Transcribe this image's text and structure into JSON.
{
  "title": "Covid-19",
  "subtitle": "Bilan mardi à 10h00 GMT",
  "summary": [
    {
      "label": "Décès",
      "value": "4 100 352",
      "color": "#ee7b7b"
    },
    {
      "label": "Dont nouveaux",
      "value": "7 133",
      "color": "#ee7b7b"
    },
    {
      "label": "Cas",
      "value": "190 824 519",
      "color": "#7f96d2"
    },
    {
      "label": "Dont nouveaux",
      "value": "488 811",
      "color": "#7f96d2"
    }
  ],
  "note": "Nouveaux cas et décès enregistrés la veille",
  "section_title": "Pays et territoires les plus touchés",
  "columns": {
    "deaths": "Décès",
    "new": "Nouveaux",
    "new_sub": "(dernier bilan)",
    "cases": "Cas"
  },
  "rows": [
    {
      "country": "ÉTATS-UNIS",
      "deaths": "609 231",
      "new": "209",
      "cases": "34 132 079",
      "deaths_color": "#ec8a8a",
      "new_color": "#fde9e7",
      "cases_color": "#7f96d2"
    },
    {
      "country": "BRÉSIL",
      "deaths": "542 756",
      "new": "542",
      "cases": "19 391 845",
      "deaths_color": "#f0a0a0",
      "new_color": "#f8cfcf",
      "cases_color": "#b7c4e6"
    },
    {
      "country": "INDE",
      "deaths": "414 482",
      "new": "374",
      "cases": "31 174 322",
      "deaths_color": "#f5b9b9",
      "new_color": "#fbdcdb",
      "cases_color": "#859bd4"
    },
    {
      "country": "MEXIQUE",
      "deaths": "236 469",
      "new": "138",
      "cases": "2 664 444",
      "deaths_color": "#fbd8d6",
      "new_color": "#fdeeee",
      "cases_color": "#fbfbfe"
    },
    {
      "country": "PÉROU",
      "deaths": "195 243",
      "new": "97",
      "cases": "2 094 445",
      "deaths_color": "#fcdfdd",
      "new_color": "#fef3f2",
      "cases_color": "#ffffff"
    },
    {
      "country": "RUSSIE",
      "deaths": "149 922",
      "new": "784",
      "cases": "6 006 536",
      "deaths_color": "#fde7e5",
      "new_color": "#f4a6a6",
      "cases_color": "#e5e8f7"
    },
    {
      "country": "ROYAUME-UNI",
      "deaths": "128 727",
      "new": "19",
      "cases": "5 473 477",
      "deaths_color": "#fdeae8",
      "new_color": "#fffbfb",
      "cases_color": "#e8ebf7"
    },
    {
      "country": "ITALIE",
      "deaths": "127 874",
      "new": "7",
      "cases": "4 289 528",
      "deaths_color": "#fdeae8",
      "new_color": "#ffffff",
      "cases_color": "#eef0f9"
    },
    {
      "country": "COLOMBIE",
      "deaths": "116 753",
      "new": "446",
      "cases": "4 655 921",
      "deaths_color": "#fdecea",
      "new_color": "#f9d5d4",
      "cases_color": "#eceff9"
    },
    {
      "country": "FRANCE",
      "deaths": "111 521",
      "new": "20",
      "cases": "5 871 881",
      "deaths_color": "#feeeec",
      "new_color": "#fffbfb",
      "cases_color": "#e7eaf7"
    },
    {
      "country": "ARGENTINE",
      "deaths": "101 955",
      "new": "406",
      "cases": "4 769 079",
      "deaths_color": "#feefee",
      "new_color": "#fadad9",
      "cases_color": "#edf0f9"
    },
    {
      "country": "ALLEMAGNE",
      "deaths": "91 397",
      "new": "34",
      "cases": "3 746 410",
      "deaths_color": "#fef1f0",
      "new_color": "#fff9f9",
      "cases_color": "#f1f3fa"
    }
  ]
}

# [THE TASK]
Repeat the material above exactly.

# [EXERCISE RESPONSE]
Transcribe this image's text and structure into JSON.
{
  "title": "Covid-19",
  "subtitle": "Bilan mardi à 10h00 GMT",
  "summary": [
    {
      "label": "Décès",
      "value": "4 100 352",
      "color": "#ee7b7b"
    },
    {
      "label": "Dont nouveaux",
      "value": "7 133",
      "color": "#ee7b7b"
    },
    {
      "label": "Cas",
      "value": "190 824 519",
      "color": "#7f96d2"
    },
    {
      "label": "Dont nouveaux",
      "value": "488 811",
      "color": "#7f96d2"
    }
  ],
  "note": "Nouveaux cas et décès enregistrés la veille",
  "section_title": "Pays et territoires les plus touchés",
  "columns": {
    "deaths": "Décès",
    "new": "Nouveaux",
    "new_sub": "(dernier bilan)",
    "cases": "Cas"
  },
  "rows": [
    {
      "country": "ÉTATS-UNIS",
      "deaths": "609 231",
      "new": "209",
      "cases": "34 132 079",
      "deaths_color": "#ec8a8a",
      "new_color": "#fde9e7",
      "cases_color": "#7f96d2"
    },
    {
      "country": "BRÉSIL",
      "deaths": "542 756",
      "new": "542",
      "cases": "19 391 845",
      "deaths_color": "#f0a0a0",
      "new_color": "#f8cfcf",
      "cases_color": "#b7c4e6"
    },
    {
      "country": "INDE",
      "deaths": "414 482",
      "new": "374",
      "cases": "31 174 322",
      "deaths_color": "#f5b9b9",
      "new_color": "#fbdcdb",
      "cases_color": "#859bd4"
    },
    {
      "country": "MEXIQUE",
      "deaths": "236 469",
      "new": "138",
      "cases": "2 664 444",
      "deaths_color": "#fbd8d6",
      "new_color": "#fdeeee",
      "cases_color": "#fbfbfe"
    },
    {
      "country": "PÉROU",
      "deaths": "195 243",
      "new": "97",
      "cases": "2 094 445",
      "deaths_color": "#fcdfdd",
      "new_color": "#fef3f2",
      "cases_color": "#ffffff"
    },
    {
      "country": "RUSSIE",
      "deaths": "149 922",
      "new": "784",
      "cases": "6 006 536",
      "deaths_color": "#fde7e5",
      "new_color": "#f4a6a6",
      "cases_color": "#e5e8f7"
    },
    {
      "country": "ROYAUME-UNI",
      "deaths": "128 727",
      "new": "19",
      "cases": "5 473 477",
      "deaths_color": "#fdeae8",
      "new_color": "#fffbfb",
      "cases_color": "#e8ebf7"
    },
    {
      "country": "ITALIE",
      "deaths": "127 874",
      "new": "7",
      "cases": "4 289 528",
      "deaths_color": "#fdeae8",
      "new_color": "#ffffff",
      "cases_color": "#eef0f9"
    },
    {
      "country": "COLOMBIE",
      "deaths": "116 753",
      "new": "446",
      "cases": "4 655 921",
      "deaths_color": "#fdecea",
      "new_color": "#f9d5d4",
      "cases_color": "#eceff9"
    },
    {
      "country": "FRANCE",
      "deaths": "111 521",
      "new": "20",
      "cases": "5 871 881",
      "deaths_color": "#feeeec",
      "new_color": "#fffbfb",
      "cases_color": "#e7eaf7"
    },
    {
      "country": "ARGENTINE",
      "deaths": "101 955",
      "new": "406",
      "cases": "4 769 079",
      "deaths_color": "#feefee",
      "new_color": "#fadad9",
      "cases_color": "#edf0f9"
    },
    {
      "country": "ALLEMAGNE",
      "deaths": "91 397",
      "new": "34",
      "cases": "3 746 410",
      "deaths_color": "#fef1f0",
      "new_color": "#fff9f9",
      "cases_color": "#f1f3fa"
    }
  ]
}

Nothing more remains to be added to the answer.